• What to do: All of the records listed below should be retyped exactly.

## begin

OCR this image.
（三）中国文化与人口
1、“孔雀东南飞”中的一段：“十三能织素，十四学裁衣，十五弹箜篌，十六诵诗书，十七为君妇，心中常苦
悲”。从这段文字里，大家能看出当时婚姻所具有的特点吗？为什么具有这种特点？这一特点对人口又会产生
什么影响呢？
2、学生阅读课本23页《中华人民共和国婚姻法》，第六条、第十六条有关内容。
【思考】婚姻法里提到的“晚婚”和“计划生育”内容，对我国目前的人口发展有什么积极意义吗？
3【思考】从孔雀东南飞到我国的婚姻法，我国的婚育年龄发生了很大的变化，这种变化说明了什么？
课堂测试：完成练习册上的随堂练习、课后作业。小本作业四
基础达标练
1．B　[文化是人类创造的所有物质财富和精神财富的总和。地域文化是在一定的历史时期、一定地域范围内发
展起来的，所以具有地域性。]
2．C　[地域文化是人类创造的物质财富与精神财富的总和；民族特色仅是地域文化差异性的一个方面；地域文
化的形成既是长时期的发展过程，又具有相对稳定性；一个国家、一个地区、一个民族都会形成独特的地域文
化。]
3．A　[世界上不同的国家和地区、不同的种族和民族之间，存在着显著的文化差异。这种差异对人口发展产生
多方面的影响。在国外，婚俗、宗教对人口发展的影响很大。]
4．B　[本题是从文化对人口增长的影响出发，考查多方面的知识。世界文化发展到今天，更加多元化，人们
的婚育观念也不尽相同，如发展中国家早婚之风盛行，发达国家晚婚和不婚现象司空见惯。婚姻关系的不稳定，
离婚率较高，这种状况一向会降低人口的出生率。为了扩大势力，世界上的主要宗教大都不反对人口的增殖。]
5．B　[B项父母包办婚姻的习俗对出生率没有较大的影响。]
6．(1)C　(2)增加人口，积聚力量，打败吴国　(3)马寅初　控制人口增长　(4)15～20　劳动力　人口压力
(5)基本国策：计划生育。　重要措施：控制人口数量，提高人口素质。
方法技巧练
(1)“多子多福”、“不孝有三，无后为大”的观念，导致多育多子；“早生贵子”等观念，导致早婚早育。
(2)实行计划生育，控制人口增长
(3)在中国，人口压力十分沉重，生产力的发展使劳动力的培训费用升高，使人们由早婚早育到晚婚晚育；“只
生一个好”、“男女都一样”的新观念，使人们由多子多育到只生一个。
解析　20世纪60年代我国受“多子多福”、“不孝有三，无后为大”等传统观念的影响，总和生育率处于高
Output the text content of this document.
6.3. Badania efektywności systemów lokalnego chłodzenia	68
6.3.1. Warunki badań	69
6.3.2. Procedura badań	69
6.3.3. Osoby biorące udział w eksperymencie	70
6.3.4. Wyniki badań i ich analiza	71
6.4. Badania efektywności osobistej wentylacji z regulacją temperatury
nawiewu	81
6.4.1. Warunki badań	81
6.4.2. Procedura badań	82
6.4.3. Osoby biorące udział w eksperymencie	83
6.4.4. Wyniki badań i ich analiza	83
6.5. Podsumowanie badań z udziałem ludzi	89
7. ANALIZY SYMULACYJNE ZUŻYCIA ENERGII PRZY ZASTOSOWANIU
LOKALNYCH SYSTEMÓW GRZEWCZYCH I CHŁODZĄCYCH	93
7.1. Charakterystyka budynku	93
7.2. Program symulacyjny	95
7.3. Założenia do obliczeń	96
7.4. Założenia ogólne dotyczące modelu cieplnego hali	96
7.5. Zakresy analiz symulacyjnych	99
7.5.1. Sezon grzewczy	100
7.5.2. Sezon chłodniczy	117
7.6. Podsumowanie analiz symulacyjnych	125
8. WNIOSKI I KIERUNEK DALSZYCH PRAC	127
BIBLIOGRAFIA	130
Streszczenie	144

## end

• Solved problem:
OCR this image.
（三）中国文化与人口
1、“孔雀东南飞”中的一段：“十三能织素，十四学裁衣，十五弹箜篌，十六诵诗书，十七为君妇，心中常苦
悲”。从这段文字里，大家能看出当时婚姻所具有的特点吗？为什么具有这种特点？这一特点对人口又会产生
什么影响呢？
2、学生阅读课本23页《中华人民共和国婚姻法》，第六条、第十六条有关内容。
【思考】婚姻法里提到的“晚婚”和“计划生育”内容，对我国目前的人口发展有什么积极意义吗？
3【思考】从孔雀东南飞到我国的婚姻法，我国的婚育年龄发生了很大的变化，这种变化说明了什么？
课堂测试：完成练习册上的随堂练习、课后作业。小本作业四
基础达标练
1．B　[文化是人类创造的所有物质财富和精神财富的总和。地域文化是在一定的历史时期、一定地域范围内发
展起来的，所以具有地域性。]
2．C　[地域文化是人类创造的物质财富与精神财富的总和；民族特色仅是地域文化差异性的一个方面；地域文
化的形成既是长时期的发展过程，又具有相对稳定性；一个国家、一个地区、一个民族都会形成独特的地域文
化。]
3．A　[世界上不同的国家和地区、不同的种族和民族之间，存在着显著的文化差异。这种差异对人口发展产生
多方面的影响。在国外，婚俗、宗教对人口发展的影响很大。]
4．B　[本题是从文化对人口增长的影响出发，考查多方面的知识。世界文化发展到今天，更加多元化，人们
的婚育观念也不尽相同，如发展中国家早婚之风盛行，发达国家晚婚和不婚现象司空见惯。婚姻关系的不稳定，
离婚率较高，这种状况一向会降低人口的出生率。为了扩大势力，世界上的主要宗教大都不反对人口的增殖。]
5．B　[B项父母包办婚姻的习俗对出生率没有较大的影响。]
6．(1)C　(2)增加人口，积聚力量，打败吴国　(3)马寅初　控制人口增长　(4)15～20　劳动力　人口压力
(5)基本国策：计划生育。　重要措施：控制人口数量，提高人口素质。
方法技巧练
(1)“多子多福”、“不孝有三，无后为大”的观念，导致多育多子；“早生贵子”等观念，导致早婚早育。
(2)实行计划生育，控制人口增长
(3)在中国，人口压力十分沉重，生产力的发展使劳动力的培训费用升高，使人们由早婚早育到晚婚晚育；“只
生一个好”、“男女都一样”的新观念，使人们由多子多育到只生一个。
解析　20世纪60年代我国受“多子多福”、“不孝有三，无后为大”等传统观念的影响，总和生育率处于高
Output the text content of this document.
6.3. Badania efektywności systemów lokalnego chłodzenia	68
6.3.1. Warunki badań	69
6.3.2. Procedura badań	69
6.3.3. Osoby biorące udział w eksperymencie	70
6.3.4. Wyniki badań i ich analiza	71
6.4. Badania efektywności osobistej wentylacji z regulacją temperatury
nawiewu	81
6.4.1. Warunki badań	81
6.4.2. Procedura badań	82
6.4.3. Osoby biorące udział w eksperymencie	83
6.4.4. Wyniki badań i ich analiza	83
6.5. Podsumowanie badań z udziałem ludzi	89
7. ANALIZY SYMULACYJNE ZUŻYCIA ENERGII PRZY ZASTOSOWANIU
LOKALNYCH SYSTEMÓW GRZEWCZYCH I CHŁODZĄCYCH	93
7.1. Charakterystyka budynku	93
7.2. Program symulacyjny	95
7.3. Założenia do obliczeń	96
7.4. Założenia ogólne dotyczące modelu cieplnego hali	96
7.5. Zakresy analiz symulacyjnych	99
7.5.1. Sezon grzewczy	100
7.5.2. Sezon chłodniczy	117
7.6. Podsumowanie analiz symulacyjnych	125
8. WNIOSKI I KIERUNEK DALSZYCH PRAC	127
BIBLIOGRAFIA	130
Streszczenie	144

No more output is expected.